* BEGIN *

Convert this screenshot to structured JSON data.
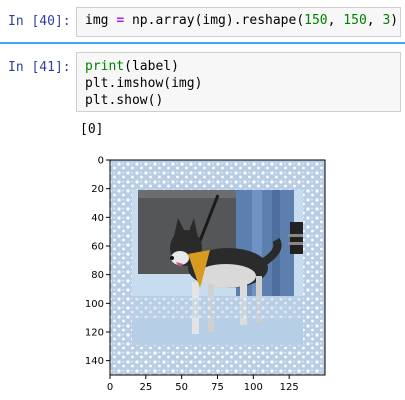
{
  "cells": [
    {
      "prompt": "In [40]:",
      "code": {
        "p1": "img",
        "op": "=",
        "p2": "np.array(img).reshape(",
        "n1": "150",
        "sep1": ", ",
        "n2": "150",
        "sep2": ", ",
        "n3": "3",
        "p3": ")"
      }
    },
    {
      "prompt": "In [41]:",
      "lines": [
        {
          "fn": "print",
          "rest": "(label)"
        },
        {
          "pre": "plt.",
          "fn": "imshow",
          "rest": "(img)"
        },
        {
          "pre": "plt.show()",
          "fn": "",
          "rest": ""
        }
      ]
    }
  ],
  "output": {
    "text": "[0]"
  },
  "chart_data": {
    "type": "image",
    "xlabel": "",
    "ylabel": "",
    "xlim": [
      0,
      150
    ],
    "ylim": [
      150,
      0
    ],
    "xticks": [
      0,
      25,
      50,
      75,
      100,
      125
    ],
    "yticks": [
      0,
      20,
      40,
      60,
      80,
      100,
      120,
      140
    ],
    "xtick_labels": [
      "0",
      "25",
      "50",
      "75",
      "100",
      "125"
    ],
    "ytick_labels": [
      "0",
      "20",
      "40",
      "60",
      "80",
      "100",
      "120",
      "140"
    ],
    "content": "dog photo with snowy frame border"
  },
  "colors": {
    "prompt": "#303f9f",
    "selected_bar": "#42a5f5",
    "keyword": "#008000",
    "operator": "#aa22ff"
  }
}
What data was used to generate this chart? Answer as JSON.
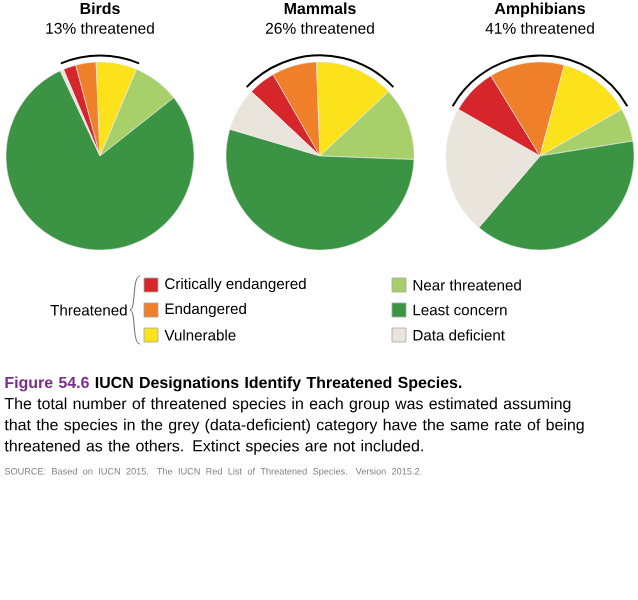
{
  "chart_data": [
    {
      "type": "pie",
      "title": "Birds",
      "subtitle": "13% threatened",
      "categories": [
        "Critically endangered",
        "Endangered",
        "Vulnerable",
        "Near threatened",
        "Least concern",
        "Data deficient"
      ],
      "values": [
        2.2,
        3.5,
        7,
        8,
        78.7,
        0.6
      ],
      "colors": [
        "#d7262b",
        "#f07f2a",
        "#fbe21a",
        "#a8d06a",
        "#3a9444",
        "#e9e4dc"
      ],
      "legend": "bottom",
      "legend_title": "Threatened",
      "annotations": [
        "Figure 54.6",
        "IUCN Designations Identify Threatened Species.",
        "The total number of threatened species in each group was estimated assuming that the species in the grey (data-deficient) category have the same rate of being threatened as the others. Extinct species are not included.",
        "SOURCE: Based on IUCN 2015. The IUCN Red List of Threatened Species. Version 2015.2."
      ]
    },
    {
      "type": "pie",
      "title": "Mammals",
      "subtitle": "26% threatened",
      "categories": [
        null,
        null,
        null,
        null,
        null,
        null
      ],
      "values": [
        4.7,
        7.7,
        13.6,
        12.6,
        54,
        7.4
      ],
      "colors": [
        "#d7262b",
        "#f07f2a",
        "#fbe21a",
        "#a8d06a",
        "#3a9444",
        "#e9e4dc"
      ]
    },
    {
      "type": "pie",
      "title": "Amphibians",
      "subtitle": "41% threatened",
      "categories": [
        null,
        null,
        null,
        null,
        null,
        null
      ],
      "values": [
        8,
        12.9,
        12.6,
        5.7,
        38.8,
        22
      ],
      "colors": [
        "#d7262b",
        "#f07f2a",
        "#fbe21a",
        "#a8d06a",
        "#3a9444",
        "#e9e4dc"
      ]
    }
  ]
}
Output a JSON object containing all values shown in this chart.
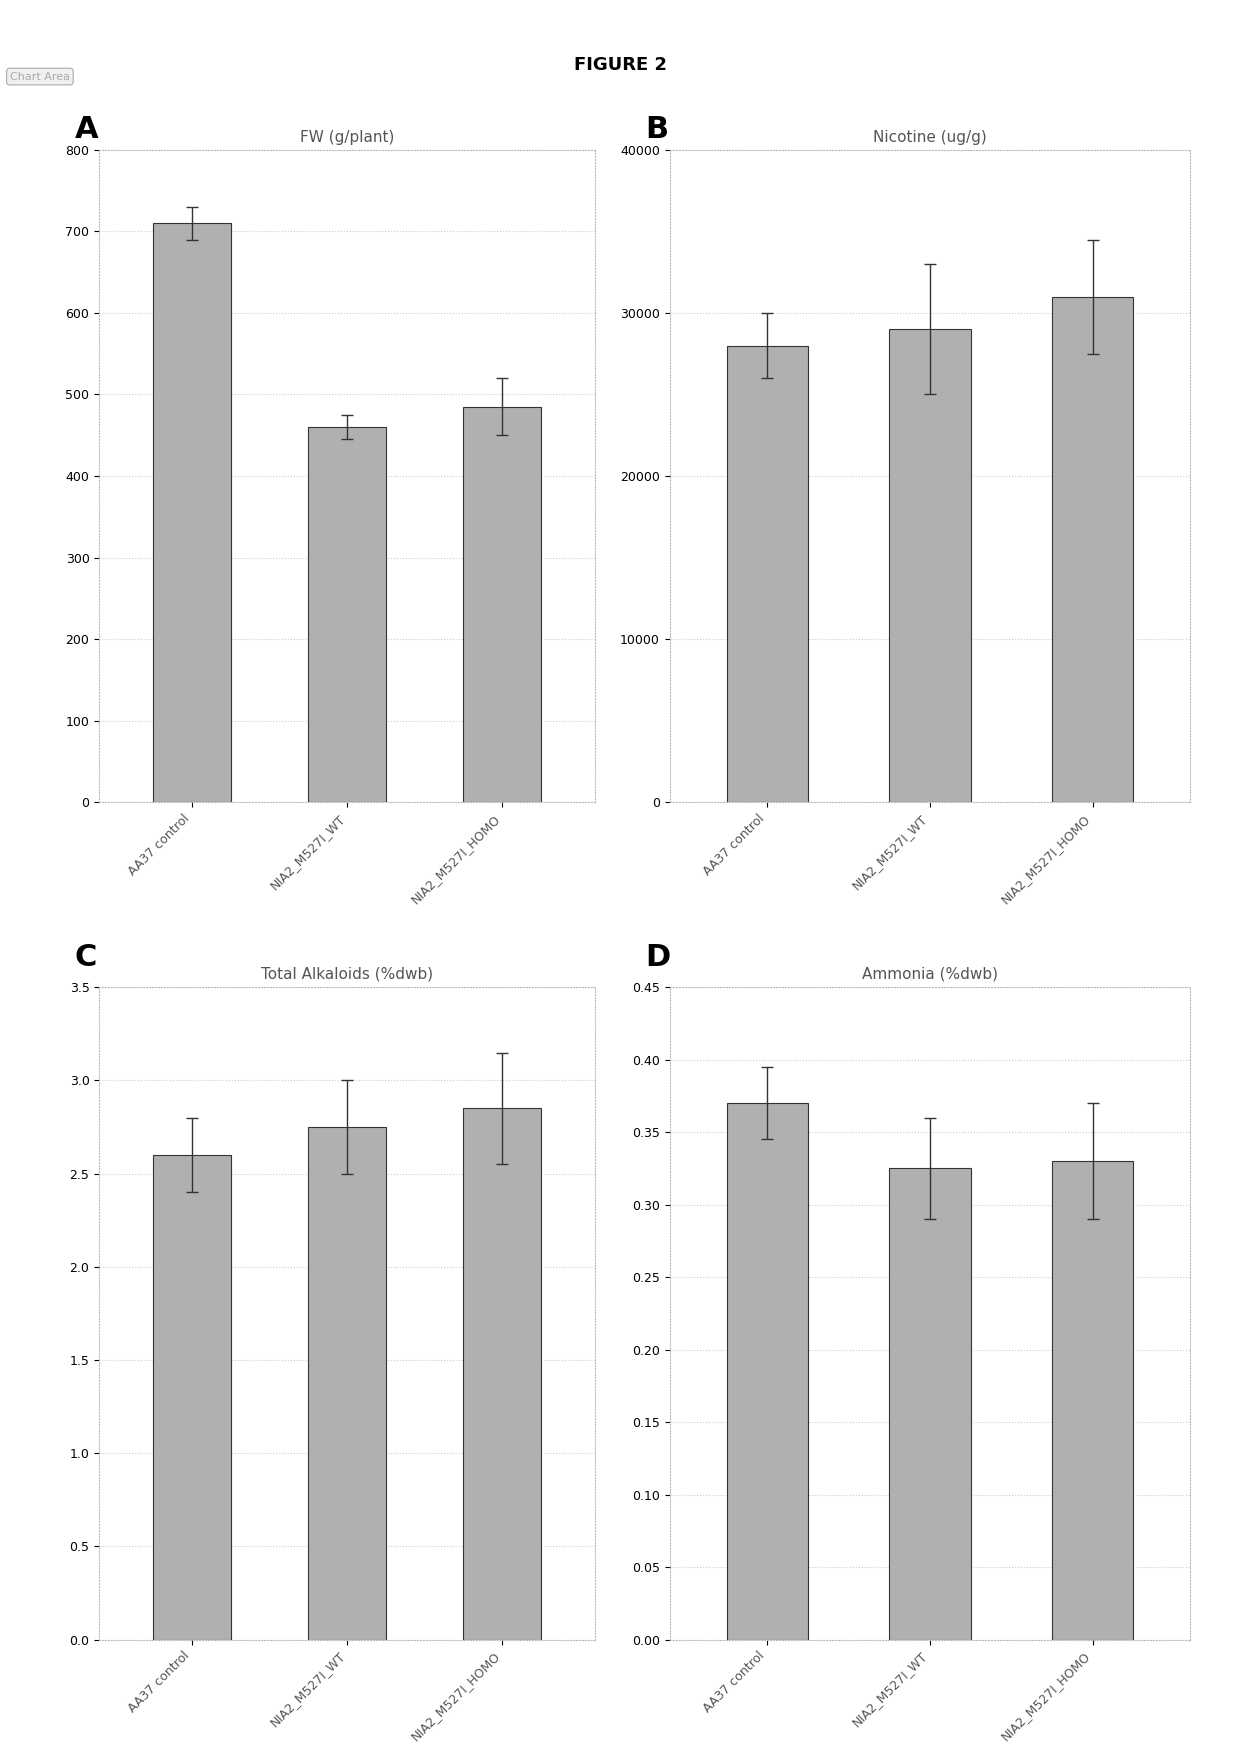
{
  "title": "FIGURE 2",
  "categories": [
    "AA37 control",
    "NIA2_M527I_WT",
    "NIA2_M527I_HOMO"
  ],
  "panels": [
    {
      "label": "A",
      "chart_title": "FW (g/plant)",
      "values": [
        710,
        460,
        485
      ],
      "errors": [
        20,
        15,
        35
      ],
      "ylim": [
        0,
        800
      ],
      "yticks": [
        0,
        100,
        200,
        300,
        400,
        500,
        600,
        700,
        800
      ],
      "has_chart_area_box": true
    },
    {
      "label": "B",
      "chart_title": "Nicotine (ug/g)",
      "values": [
        28000,
        29000,
        31000
      ],
      "errors": [
        2000,
        4000,
        3500
      ],
      "ylim": [
        0,
        40000
      ],
      "yticks": [
        0,
        10000,
        20000,
        30000,
        40000
      ],
      "has_chart_area_box": false
    },
    {
      "label": "C",
      "chart_title": "Total Alkaloids (%dwb)",
      "values": [
        2.6,
        2.75,
        2.85
      ],
      "errors": [
        0.2,
        0.25,
        0.3
      ],
      "ylim": [
        0,
        3.5
      ],
      "yticks": [
        0,
        0.5,
        1.0,
        1.5,
        2.0,
        2.5,
        3.0,
        3.5
      ],
      "has_chart_area_box": false
    },
    {
      "label": "D",
      "chart_title": "Ammonia (%dwb)",
      "values": [
        0.37,
        0.325,
        0.33
      ],
      "errors": [
        0.025,
        0.035,
        0.04
      ],
      "ylim": [
        0,
        0.45
      ],
      "yticks": [
        0,
        0.05,
        0.1,
        0.15,
        0.2,
        0.25,
        0.3,
        0.35,
        0.4,
        0.45
      ],
      "has_chart_area_box": false
    }
  ],
  "bar_color": "#b0b0b0",
  "bar_edge_color": "#333333",
  "bar_width": 0.5,
  "grid_color": "#cccccc",
  "grid_linestyle": ":",
  "figure_bg": "#ffffff",
  "panel_bg": "#ffffff",
  "box_border_color": "#aaaaaa",
  "title_fontsize": 13,
  "panel_label_fontsize": 22,
  "chart_title_fontsize": 11,
  "tick_fontsize": 9,
  "xticklabel_fontsize": 9
}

* END *

PROMPT
Using the material above, copy every line in which the string "JSON" occurs.

THE SOLUTION
Convert this screenshot to structured JSON data.
What data was used to generate this chart? Answer as JSON.
Output a JSON object containing all values shown in this chart.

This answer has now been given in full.